### What is asked
Return the lines below that carry the word "link".

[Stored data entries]
********************

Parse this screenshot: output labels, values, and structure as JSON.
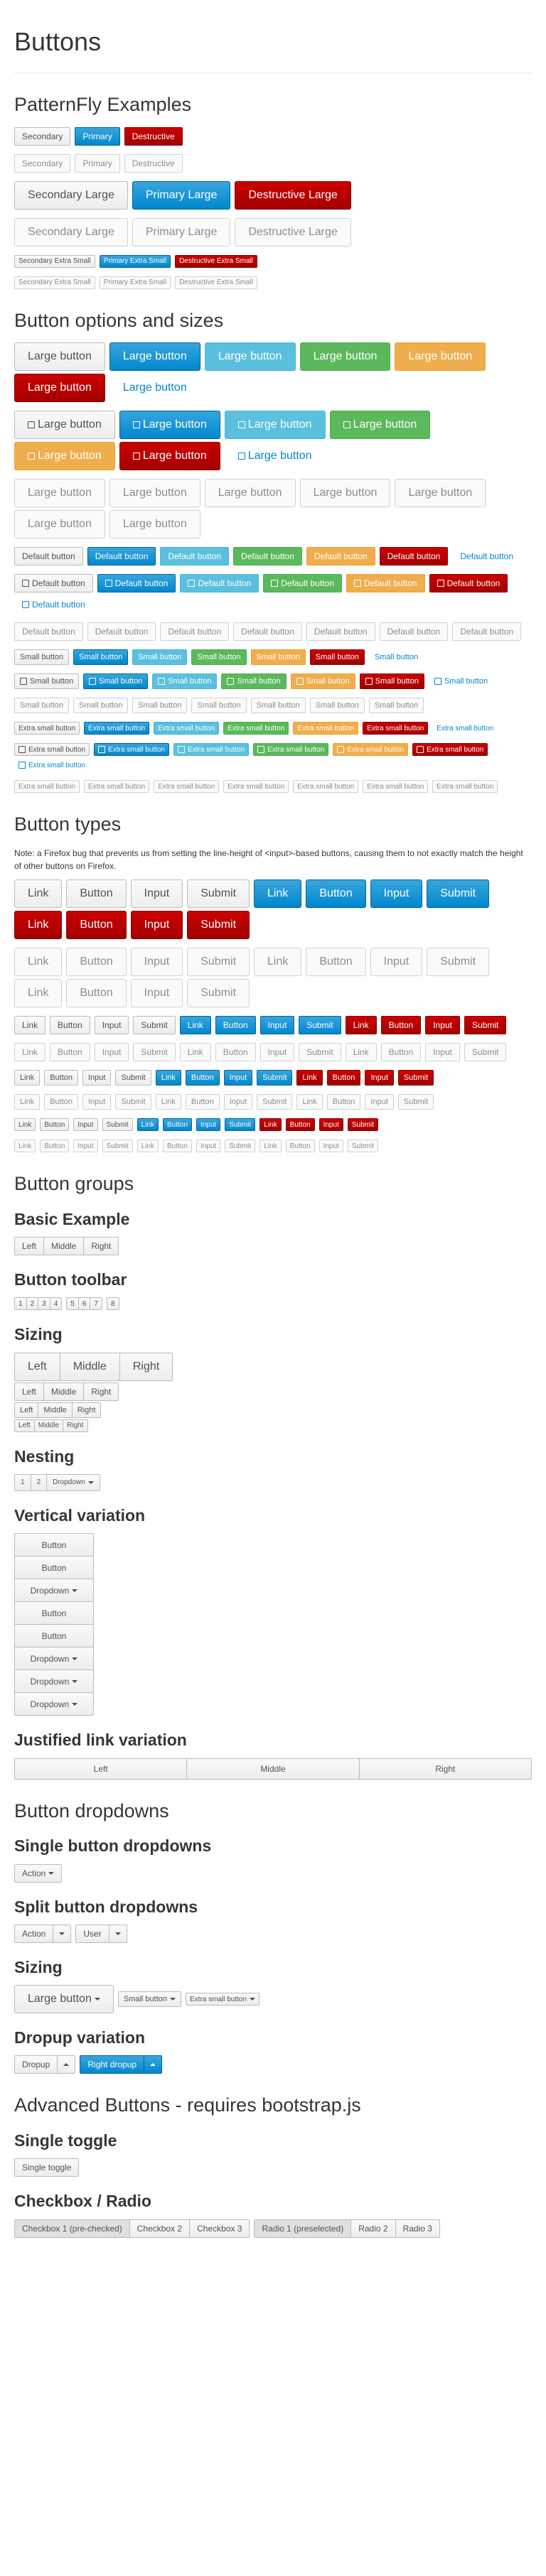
{
  "page_title": "Buttons",
  "pf": {
    "title": "PatternFly Examples",
    "secondary": "Secondary",
    "primary": "Primary",
    "destructive": "Destructive",
    "secondary_large": "Secondary Large",
    "primary_large": "Primary Large",
    "destructive_large": "Destructive Large",
    "secondary_xs": "Secondary Extra Small",
    "primary_xs": "Primary Extra Small",
    "destructive_xs": "Destructive Extra Small"
  },
  "opts": {
    "title": "Button options and sizes",
    "large": "Large button",
    "default": "Default button",
    "small": "Small button",
    "xsmall": "Extra small button"
  },
  "types": {
    "title": "Button types",
    "note": "Note: a Firefox bug that prevents us from setting the line-height of <input>-based buttons, causing them to not exactly match the height of other buttons on Firefox.",
    "link": "Link",
    "button": "Button",
    "input": "Input",
    "submit": "Submit"
  },
  "groups": {
    "title": "Button groups",
    "basic": "Basic Example",
    "left": "Left",
    "middle": "Middle",
    "right": "Right",
    "toolbar": "Button toolbar",
    "toolbar_items": [
      "1",
      "2",
      "3",
      "4",
      "5",
      "6",
      "7",
      "8"
    ],
    "sizing": "Sizing",
    "nesting": "Nesting",
    "dropdown": "Dropdown",
    "vertical": "Vertical variation",
    "vbutton": "Button",
    "justified": "Justified link variation"
  },
  "dropdowns": {
    "title": "Button dropdowns",
    "single": "Single button dropdowns",
    "action": "Action",
    "split": "Split button dropdowns",
    "user": "User",
    "sizing": "Sizing",
    "large": "Large button",
    "small": "Small button",
    "xsmall": "Extra small button",
    "dropup": "Dropup variation",
    "dropup_label": "Dropup",
    "right_dropup": "Right dropup"
  },
  "advanced": {
    "title": "Advanced Buttons - requires bootstrap.js",
    "single_toggle": "Single toggle",
    "single_toggle_btn": "Single toggle",
    "checkbox_radio": "Checkbox / Radio",
    "cb1": "Checkbox 1 (pre-checked)",
    "cb2": "Checkbox 2",
    "cb3": "Checkbox 3",
    "r1": "Radio 1 (preselected)",
    "r2": "Radio 2",
    "r3": "Radio 3"
  }
}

********************

### Response to the task
    "link": "Link",
    "justified": "Justified link variation"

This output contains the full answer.